What needs to be done: Which lines contain the string "Водонагреватель"? Please list every one of them.
** Start **
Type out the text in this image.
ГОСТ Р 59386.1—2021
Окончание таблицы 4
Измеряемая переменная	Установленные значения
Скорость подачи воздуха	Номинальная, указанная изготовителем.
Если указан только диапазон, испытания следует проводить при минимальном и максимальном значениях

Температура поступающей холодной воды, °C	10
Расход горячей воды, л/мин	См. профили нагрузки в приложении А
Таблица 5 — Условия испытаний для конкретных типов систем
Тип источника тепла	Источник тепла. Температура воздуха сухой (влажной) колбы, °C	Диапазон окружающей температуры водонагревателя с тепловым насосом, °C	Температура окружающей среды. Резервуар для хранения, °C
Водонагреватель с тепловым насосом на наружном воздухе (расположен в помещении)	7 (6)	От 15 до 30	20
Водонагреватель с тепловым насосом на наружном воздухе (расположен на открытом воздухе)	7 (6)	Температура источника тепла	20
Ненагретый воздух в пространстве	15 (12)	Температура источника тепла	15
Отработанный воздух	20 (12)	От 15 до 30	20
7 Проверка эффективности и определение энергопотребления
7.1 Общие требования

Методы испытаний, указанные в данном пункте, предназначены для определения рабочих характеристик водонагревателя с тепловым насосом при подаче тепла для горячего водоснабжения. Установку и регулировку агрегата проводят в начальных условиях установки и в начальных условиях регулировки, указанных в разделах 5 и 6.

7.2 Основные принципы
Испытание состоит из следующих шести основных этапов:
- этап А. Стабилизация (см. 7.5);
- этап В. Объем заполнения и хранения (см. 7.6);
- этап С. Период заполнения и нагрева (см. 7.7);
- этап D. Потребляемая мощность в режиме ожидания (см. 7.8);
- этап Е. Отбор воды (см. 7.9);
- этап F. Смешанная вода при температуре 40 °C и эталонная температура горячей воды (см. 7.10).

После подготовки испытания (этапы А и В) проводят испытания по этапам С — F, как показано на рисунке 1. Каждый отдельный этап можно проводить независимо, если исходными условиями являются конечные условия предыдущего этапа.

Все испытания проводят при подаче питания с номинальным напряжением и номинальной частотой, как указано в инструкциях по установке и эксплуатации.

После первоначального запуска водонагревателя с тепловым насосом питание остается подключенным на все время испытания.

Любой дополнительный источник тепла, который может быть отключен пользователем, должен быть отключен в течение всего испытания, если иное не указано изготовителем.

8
** End **
Solution:
Водонагреватель с тепловым насосом на наружном воздухе (расположен в помещении)	7 (6)	От 15 до 30	20
Водонагреватель с тепловым насосом на наружном воздухе (расположен на открытом воздухе)	7 (6)	Температура источника тепла	20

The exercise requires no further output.